--- BEGIN PROVIDED DATA ---
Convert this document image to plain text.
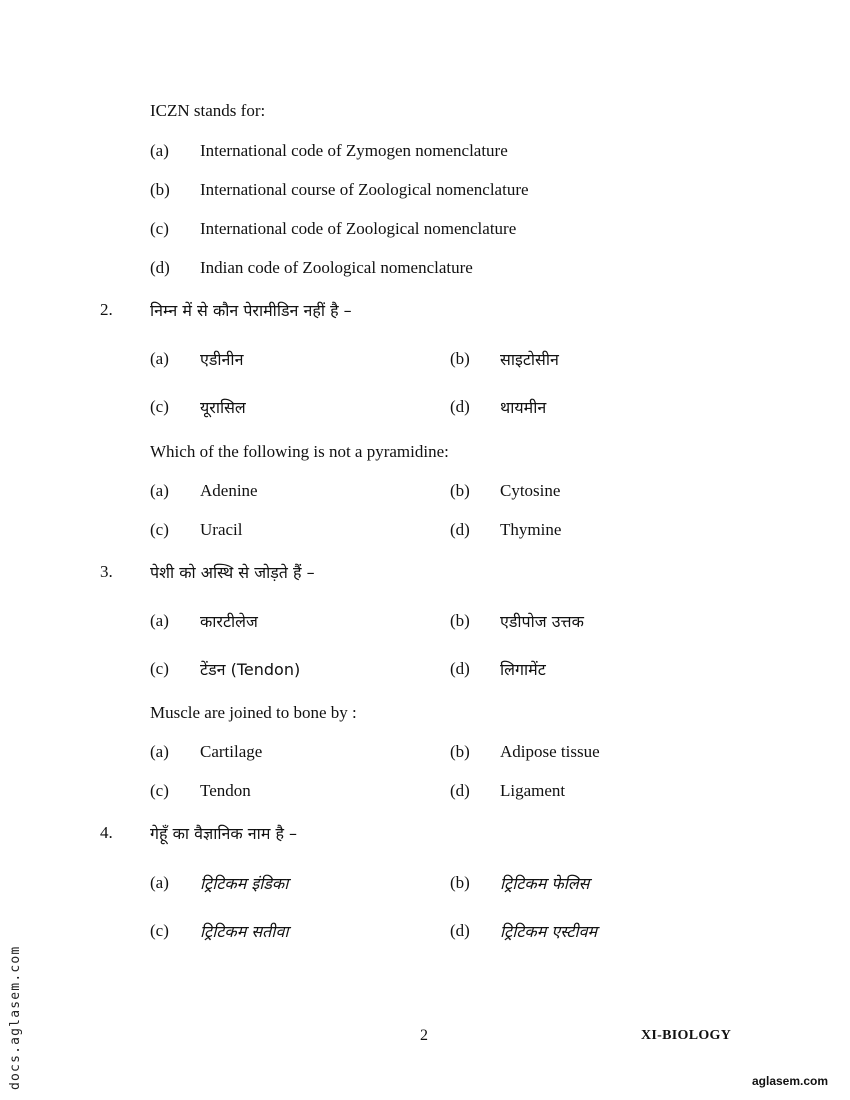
ICZN stands for:
(a) International code of Zymogen nomenclature
(b) International course of Zoological nomenclature
(c) International code of Zoological nomenclature
(d) Indian code of Zoological nomenclature
2. निम्न में से कौन पेरामीडिन नहीं है –
(a) एडीनीन	(b) साइटोसीन
(c) यूरासिल	(d) थायमीन
Which of the following is not a pyramidine:
(a) Adenine	(b) Cytosine
(c) Uracil	(d) Thymine
3. पेशी को अस्थि से जोड़ते हैं –
(a) कारटीलेज	(b) एडीपोज उत्तक
(c) टेंडन (Tendon)	(d) लिगामेंट
Muscle are joined to bone by :
(a) Cartilage	(b) Adipose tissue
(c) Tendon	(d) Ligament
4. गेहूँ का वैज्ञानिक नाम है –
(a) ट्रिटिकम इंडिका	(b) ट्रिटिकम फेलिस
(c) ट्रिटिकम सतीवा	(d) ट्रिटिकम एस्टीवम
2	XI-BIOLOGY
docs.aglasem.com	aglasem.com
--- END PROVIDED DATA ---
=== GOAL ===
Using the records above, list each line that includes "Tendon".

=== THE REPLY ===
(c) टेंडन (Tendon)	(d) लिगामेंट
(c) Tendon	(d) Ligament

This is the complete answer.